Records from a collection of figures
○ ○ ○ ○ ○ ○ ○

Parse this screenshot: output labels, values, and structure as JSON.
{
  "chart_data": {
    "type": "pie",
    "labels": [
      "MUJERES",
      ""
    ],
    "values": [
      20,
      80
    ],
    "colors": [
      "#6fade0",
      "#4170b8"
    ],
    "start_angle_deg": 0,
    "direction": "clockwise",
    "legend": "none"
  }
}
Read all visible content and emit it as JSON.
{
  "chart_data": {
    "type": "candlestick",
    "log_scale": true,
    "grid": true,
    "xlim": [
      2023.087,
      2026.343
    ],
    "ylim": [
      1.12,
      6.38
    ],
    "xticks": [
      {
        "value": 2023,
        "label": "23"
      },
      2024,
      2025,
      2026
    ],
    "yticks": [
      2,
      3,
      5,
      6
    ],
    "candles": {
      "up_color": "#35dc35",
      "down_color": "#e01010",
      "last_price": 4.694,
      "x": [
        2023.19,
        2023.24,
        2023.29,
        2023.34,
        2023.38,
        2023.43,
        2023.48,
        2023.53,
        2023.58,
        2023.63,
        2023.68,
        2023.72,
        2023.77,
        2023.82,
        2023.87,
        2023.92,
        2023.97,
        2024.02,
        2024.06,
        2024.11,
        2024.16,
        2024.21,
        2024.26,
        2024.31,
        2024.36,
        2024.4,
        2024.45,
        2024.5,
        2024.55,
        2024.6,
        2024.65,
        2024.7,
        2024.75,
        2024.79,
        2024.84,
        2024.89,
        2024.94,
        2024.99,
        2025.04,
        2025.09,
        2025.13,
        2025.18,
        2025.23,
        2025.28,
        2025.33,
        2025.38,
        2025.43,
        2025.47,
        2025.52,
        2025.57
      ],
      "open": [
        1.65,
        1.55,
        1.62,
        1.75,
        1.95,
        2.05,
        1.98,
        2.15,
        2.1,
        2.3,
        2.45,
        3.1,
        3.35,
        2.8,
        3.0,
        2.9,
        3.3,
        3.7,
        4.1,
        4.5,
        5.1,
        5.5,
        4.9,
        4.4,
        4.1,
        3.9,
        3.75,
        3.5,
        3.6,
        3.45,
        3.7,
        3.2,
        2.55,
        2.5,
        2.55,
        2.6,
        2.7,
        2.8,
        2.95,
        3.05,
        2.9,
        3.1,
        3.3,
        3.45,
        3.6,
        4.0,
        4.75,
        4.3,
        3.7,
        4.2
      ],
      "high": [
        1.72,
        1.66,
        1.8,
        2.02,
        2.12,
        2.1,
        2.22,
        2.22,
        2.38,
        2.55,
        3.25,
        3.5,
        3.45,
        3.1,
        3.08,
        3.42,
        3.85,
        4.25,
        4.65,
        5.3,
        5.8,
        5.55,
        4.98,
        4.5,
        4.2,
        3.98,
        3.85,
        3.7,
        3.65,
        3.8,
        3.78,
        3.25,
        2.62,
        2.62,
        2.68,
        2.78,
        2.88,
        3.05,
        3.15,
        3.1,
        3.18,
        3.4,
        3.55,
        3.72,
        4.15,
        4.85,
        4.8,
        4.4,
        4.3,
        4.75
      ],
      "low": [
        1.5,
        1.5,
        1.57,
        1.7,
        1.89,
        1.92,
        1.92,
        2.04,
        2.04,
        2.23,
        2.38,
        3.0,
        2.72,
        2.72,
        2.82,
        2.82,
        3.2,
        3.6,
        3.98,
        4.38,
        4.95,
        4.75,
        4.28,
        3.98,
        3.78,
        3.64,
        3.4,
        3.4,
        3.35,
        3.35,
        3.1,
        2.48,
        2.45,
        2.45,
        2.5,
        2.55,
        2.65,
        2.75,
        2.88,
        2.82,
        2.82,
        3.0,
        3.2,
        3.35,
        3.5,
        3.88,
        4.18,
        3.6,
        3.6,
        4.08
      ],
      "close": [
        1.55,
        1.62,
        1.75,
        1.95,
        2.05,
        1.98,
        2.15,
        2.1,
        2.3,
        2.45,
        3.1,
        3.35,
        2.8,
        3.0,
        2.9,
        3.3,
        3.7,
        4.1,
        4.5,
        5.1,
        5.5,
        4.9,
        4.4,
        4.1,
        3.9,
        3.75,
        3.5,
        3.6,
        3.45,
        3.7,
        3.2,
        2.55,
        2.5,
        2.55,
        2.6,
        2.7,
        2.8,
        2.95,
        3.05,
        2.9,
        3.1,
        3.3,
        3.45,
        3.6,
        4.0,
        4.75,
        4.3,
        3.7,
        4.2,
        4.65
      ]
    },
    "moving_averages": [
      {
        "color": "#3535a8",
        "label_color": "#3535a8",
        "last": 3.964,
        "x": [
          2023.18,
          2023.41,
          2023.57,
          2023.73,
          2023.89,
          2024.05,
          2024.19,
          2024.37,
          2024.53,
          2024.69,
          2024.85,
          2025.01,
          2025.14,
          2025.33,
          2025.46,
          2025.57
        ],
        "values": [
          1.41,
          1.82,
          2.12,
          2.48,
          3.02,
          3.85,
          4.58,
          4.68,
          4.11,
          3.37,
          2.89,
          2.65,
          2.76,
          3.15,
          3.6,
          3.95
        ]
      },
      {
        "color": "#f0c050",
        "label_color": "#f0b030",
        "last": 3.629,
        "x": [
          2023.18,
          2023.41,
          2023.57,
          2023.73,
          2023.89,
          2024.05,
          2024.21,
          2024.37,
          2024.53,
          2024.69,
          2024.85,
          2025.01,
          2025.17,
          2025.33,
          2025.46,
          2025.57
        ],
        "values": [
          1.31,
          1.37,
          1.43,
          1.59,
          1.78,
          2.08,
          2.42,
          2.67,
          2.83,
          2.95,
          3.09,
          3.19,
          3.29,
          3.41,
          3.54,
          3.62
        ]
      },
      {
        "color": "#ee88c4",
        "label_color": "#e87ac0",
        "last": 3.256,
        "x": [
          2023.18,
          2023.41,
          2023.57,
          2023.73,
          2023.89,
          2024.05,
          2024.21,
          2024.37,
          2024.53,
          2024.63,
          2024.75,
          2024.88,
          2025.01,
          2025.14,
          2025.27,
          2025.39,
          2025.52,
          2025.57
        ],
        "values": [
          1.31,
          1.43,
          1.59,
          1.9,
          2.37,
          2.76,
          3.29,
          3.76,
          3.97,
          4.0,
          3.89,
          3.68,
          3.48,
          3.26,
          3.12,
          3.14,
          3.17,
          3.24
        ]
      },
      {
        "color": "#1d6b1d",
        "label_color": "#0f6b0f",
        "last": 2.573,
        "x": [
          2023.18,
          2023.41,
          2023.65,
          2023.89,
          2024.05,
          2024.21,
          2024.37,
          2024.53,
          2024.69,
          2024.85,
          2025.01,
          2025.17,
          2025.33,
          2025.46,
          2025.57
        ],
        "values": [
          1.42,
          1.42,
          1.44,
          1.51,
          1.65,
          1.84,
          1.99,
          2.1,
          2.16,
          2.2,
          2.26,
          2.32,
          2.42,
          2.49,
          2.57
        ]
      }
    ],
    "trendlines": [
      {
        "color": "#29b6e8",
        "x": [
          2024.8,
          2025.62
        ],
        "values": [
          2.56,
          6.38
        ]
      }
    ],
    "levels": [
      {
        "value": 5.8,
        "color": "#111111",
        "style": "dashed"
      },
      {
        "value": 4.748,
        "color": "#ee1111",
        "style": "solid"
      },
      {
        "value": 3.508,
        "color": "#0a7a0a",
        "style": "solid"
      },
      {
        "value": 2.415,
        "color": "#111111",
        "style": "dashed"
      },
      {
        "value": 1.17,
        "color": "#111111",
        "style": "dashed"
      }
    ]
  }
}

○ ○ ○ ○ ○ ○ ○

Select and copy every line of the listing with the word "JSON".

# [Written solution]
Parse this screenshot: output labels, values, and structure as JSON.
Read all visible content and emit it as JSON.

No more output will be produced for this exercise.